> **Task details**
Format the data below as a JSON list of strings, one string per line, skipping blank lines and leaving out the pictures.

> **Data excerpts**
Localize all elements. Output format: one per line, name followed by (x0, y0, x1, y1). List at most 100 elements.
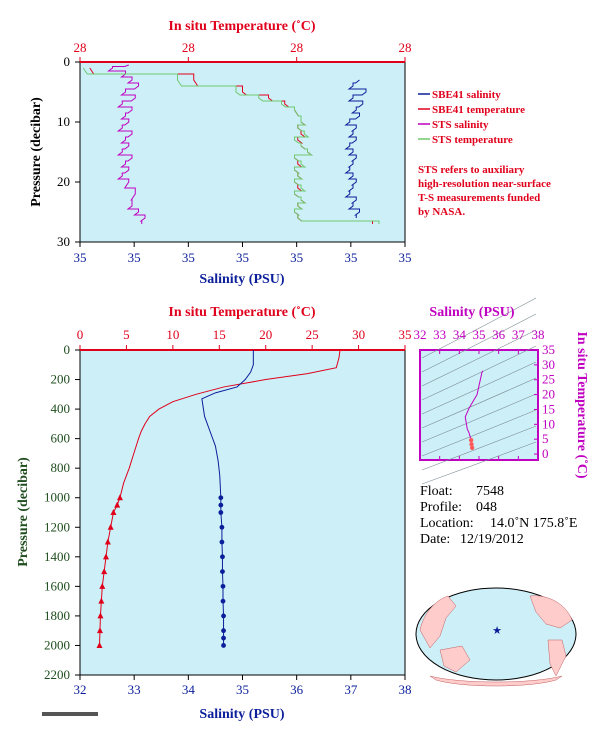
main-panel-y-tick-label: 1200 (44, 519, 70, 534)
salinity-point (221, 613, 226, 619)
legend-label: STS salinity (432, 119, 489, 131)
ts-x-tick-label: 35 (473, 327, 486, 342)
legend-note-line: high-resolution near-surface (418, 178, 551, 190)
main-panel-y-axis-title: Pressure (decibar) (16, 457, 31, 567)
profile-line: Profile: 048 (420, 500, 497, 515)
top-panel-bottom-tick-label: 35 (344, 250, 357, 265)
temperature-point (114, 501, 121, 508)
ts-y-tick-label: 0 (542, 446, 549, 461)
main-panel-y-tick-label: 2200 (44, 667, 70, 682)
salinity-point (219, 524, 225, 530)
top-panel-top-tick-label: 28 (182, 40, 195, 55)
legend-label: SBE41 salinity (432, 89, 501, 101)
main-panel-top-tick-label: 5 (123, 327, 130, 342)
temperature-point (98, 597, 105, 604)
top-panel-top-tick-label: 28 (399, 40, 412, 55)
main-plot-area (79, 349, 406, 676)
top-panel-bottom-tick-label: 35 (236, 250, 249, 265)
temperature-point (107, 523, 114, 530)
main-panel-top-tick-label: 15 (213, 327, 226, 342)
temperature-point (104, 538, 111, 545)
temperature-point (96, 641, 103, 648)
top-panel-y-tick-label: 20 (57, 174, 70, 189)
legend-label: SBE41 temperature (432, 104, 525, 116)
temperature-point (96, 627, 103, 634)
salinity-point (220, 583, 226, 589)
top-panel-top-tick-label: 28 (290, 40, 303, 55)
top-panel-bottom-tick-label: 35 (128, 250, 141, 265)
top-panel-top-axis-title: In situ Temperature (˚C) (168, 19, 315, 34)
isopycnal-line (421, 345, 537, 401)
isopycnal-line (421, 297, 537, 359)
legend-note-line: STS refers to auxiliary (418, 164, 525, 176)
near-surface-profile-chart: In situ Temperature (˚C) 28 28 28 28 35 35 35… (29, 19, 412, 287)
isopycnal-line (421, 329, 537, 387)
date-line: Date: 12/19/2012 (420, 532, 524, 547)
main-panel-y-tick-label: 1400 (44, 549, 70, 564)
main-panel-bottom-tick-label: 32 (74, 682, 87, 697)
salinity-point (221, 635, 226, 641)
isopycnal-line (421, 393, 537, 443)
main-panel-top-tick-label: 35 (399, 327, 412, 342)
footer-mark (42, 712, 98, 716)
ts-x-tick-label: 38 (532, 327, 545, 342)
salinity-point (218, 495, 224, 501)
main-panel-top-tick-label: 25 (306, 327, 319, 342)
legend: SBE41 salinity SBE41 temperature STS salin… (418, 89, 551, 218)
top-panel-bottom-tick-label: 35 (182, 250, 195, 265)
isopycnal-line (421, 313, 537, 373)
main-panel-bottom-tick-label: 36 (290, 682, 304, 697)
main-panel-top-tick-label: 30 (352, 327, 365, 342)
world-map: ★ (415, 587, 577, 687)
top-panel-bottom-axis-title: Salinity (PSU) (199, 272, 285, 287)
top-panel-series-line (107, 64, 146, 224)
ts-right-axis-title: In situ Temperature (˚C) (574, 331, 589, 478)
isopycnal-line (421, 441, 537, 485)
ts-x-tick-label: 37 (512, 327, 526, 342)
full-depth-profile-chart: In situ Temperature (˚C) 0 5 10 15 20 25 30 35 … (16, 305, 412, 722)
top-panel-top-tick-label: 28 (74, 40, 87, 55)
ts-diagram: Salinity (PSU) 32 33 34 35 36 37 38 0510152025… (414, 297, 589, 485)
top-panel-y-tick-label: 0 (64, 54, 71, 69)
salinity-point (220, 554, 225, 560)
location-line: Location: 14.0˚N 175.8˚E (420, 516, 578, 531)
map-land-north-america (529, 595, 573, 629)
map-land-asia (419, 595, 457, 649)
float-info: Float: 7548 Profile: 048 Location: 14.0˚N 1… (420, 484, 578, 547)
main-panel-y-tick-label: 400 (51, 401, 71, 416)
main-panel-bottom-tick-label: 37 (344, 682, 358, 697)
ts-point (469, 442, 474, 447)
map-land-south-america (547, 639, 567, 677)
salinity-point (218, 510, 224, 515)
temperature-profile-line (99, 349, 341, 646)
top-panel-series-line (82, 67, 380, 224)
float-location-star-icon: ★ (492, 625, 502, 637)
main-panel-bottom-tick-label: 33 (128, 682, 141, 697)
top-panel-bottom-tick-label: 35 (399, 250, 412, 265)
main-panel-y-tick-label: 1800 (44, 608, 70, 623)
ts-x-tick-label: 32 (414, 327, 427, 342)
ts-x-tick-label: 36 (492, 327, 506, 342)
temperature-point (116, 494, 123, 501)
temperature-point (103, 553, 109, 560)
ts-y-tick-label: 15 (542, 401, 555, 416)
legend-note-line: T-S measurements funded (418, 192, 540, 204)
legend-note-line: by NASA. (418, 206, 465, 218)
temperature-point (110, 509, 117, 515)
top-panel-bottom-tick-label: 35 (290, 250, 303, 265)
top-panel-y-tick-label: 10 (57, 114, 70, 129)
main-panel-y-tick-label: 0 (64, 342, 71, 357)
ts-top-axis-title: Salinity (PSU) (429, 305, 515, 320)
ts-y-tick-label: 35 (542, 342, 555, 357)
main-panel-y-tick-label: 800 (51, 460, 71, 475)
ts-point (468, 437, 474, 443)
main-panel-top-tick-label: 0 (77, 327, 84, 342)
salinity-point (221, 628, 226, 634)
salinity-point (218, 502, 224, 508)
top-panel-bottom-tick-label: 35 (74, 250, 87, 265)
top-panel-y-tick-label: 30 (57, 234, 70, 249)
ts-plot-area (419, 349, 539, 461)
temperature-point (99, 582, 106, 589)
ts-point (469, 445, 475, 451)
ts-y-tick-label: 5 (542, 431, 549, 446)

> **Written response**
[
  "Localize all elements. Output format: one per line, name followed by (x0, y0, x1, y1). List at most 100 elements.",
  "main-panel-y-tick-label: 1200 (44, 519, 70, 534)",
  "salinity-point (221, 613, 226, 619)",
  "legend-label: STS salinity (432, 119, 489, 131)",
  "ts-x-tick-label: 35 (473, 327, 486, 342)",
  "legend-note-line: high-resolution near-surface (418, 178, 551, 190)",
  "main-panel-y-axis-title: Pressure (decibar) (16, 457, 31, 567)",
  "profile-line: Profile: 048 (420, 500, 497, 515)",
  "top-panel-bottom-tick-label: 35 (344, 250, 357, 265)",
  "temperature-point (114, 501, 121, 508)",
  "ts-y-tick-label: 0 (542, 446, 549, 461)",
  "main-panel-y-tick-label: 2200 (44, 667, 70, 682)",
  "salinity-point (219, 524, 225, 530)",
  "top-panel-top-tick-label: 28 (182, 40, 195, 55)",
  "legend-label: SBE41 salinity (432, 89, 501, 101)",
  "main-panel-top-tick-label: 5 (123, 327, 130, 342)",
  "temperature-point (98, 597, 105, 604)",
  "top-panel-top-tick-label: 28 (399, 40, 412, 55)",
  "main-plot-area (79, 349, 406, 676)",
  "top-panel-bottom-tick-label: 35 (236, 250, 249, 265)",
  "temperature-point (107, 523, 114, 530)",
  "main-panel-top-tick-label: 15 (213, 327, 226, 342)",
  "temperature-point (104, 538, 111, 545)",
  "temperature-point (96, 641, 103, 648)",
  "top-panel-y-tick-label: 20 (57, 174, 70, 189)",
  "legend-label: SBE41 temperature (432, 104, 525, 116)",
  "temperature-point (96, 627, 103, 634)",
  "salinity-point (220, 583, 226, 589)",
  "top-panel-top-tick-label: 28 (290, 40, 303, 55)",
  "top-panel-bottom-tick-label: 35 (128, 250, 141, 265)",
  "top-panel-top-axis-title: In situ Temperature (˚C) (168, 19, 315, 34)",
  "isopycnal-line (421, 345, 537, 401)",
  "isopycnal-line (421, 297, 537, 359)",
  "legend-note-line: STS refers to auxiliary (418, 164, 525, 176)",
  "near-surface-profile-chart: In situ Temperature (˚C) 28 28 28 28 35 35 35… (29, 19, 412, 287)",
  "isopycnal-line (421, 329, 537, 387)",
  "date-line: Date: 12/19/2012 (420, 532, 524, 547)",
  "main-panel-y-tick-label: 1400 (44, 549, 70, 564)",
  "main-panel-bottom-tick-label: 32 (74, 682, 87, 697)",
  "salinity-point (221, 635, 226, 641)",
  "isopycnal-line (421, 393, 537, 443)",
  "main-panel-top-tick-label: 35 (399, 327, 412, 342)",
  "footer-mark (42, 712, 98, 716)",
  "ts-x-tick-label: 38 (532, 327, 545, 342)",
  "salinity-point (218, 495, 224, 501)",
  "main-panel-top-tick-label: 25 (306, 327, 319, 342)",
  "legend: SBE41 salinity SBE41 temperature STS salin… (418, 89, 551, 218)",
  "top-panel-bottom-tick-label: 35 (182, 250, 195, 265)",
  "isopycnal-line (421, 313, 537, 373)",
  "main-panel-bottom-tick-label: 36 (290, 682, 304, 697)",
  "main-panel-top-tick-label: 30 (352, 327, 365, 342)",
  "world-map: ★ (415, 587, 577, 687)",
  "top-panel-bottom-axis-title: Salinity (PSU) (199, 272, 285, 287)",
  "top-panel-series-line (107, 64, 146, 224)",
  "ts-right-axis-title: In situ Temperature (˚C) (574, 331, 589, 478)",
  "isopycnal-line (421, 441, 537, 485)",
  "ts-x-tick-label: 37 (512, 327, 526, 342)",
  "full-depth-profile-chart: In situ Temperature (˚C) 0 5 10 15 20 25 30 35 … (16, 305, 412, 722)",
  "top-panel-top-tick-label: 28 (74, 40, 87, 55)",
  "ts-diagram: Salinity (PSU) 32 33 34 35 36 37 38 0510152025… (414, 297, 589, 485)",
  "top-panel-y-tick-label: 0 (64, 54, 71, 69)",
  "salinity-point (220, 554, 225, 560)",
  "location-line: Location: 14.0˚N 175.8˚E (420, 516, 578, 531)",
  "map-land-north-america (529, 595, 573, 629)",
  "map-land-asia (419, 595, 457, 649)",
  "float-info: Float: 7548 Profile: 048 Location: 14.0˚N 1… (420, 484, 578, 547)",
  "main-panel-y-tick-label: 400 (51, 401, 71, 416)",
  "main-panel-bottom-tick-label: 37 (344, 682, 358, 697)",
  "ts-point (469, 442, 474, 447)",
  "map-land-south-america (547, 639, 567, 677)",
  "salinity-point (218, 510, 224, 515)",
  "temperature-profile-line (99, 349, 341, 646)",
  "top-panel-series-line (82, 67, 380, 224)",
  "float-location-star-icon: ★ (492, 625, 502, 637)",
  "main-panel-bottom-tick-label: 33 (128, 682, 141, 697)",
  "top-panel-bottom-tick-label: 35 (399, 250, 412, 265)",
  "main-panel-y-tick-label: 1800 (44, 608, 70, 623)",
  "ts-x-tick-label: 32 (414, 327, 427, 342)",
  "ts-x-tick-label: 36 (492, 327, 506, 342)",
  "temperature-point (116, 494, 123, 501)",
  "temperature-point (103, 553, 109, 560)",
  "ts-y-tick-label: 15 (542, 401, 555, 416)",
  "legend-note-line: T-S measurements funded (418, 192, 540, 204)",
  "legend-note-line: by NASA. (418, 206, 465, 218)",
  "temperature-point (110, 509, 117, 515)",
  "top-panel-bottom-tick-label: 35 (290, 250, 303, 265)",
  "top-panel-y-tick-label: 10 (57, 114, 70, 129)",
  "main-panel-y-tick-label: 0 (64, 342, 71, 357)",
  "ts-top-axis-title: Salinity (PSU) (429, 305, 515, 320)",
  "ts-y-tick-label: 35 (542, 342, 555, 357)",
  "main-panel-y-tick-label: 800 (51, 460, 71, 475)",
  "ts-point (468, 437, 474, 443)",
  "main-panel-top-tick-label: 0 (77, 327, 84, 342)",
  "salinity-point (221, 628, 226, 634)",
  "salinity-point (218, 502, 224, 508)",
  "top-panel-bottom-tick-label: 35 (74, 250, 87, 265)",
  "top-panel-y-tick-label: 30 (57, 234, 70, 249)",
  "ts-plot-area (419, 349, 539, 461)",
  "temperature-point (99, 582, 106, 589)",
  "ts-point (469, 445, 475, 451)",
  "ts-y-tick-label: 5 (542, 431, 549, 446)"
]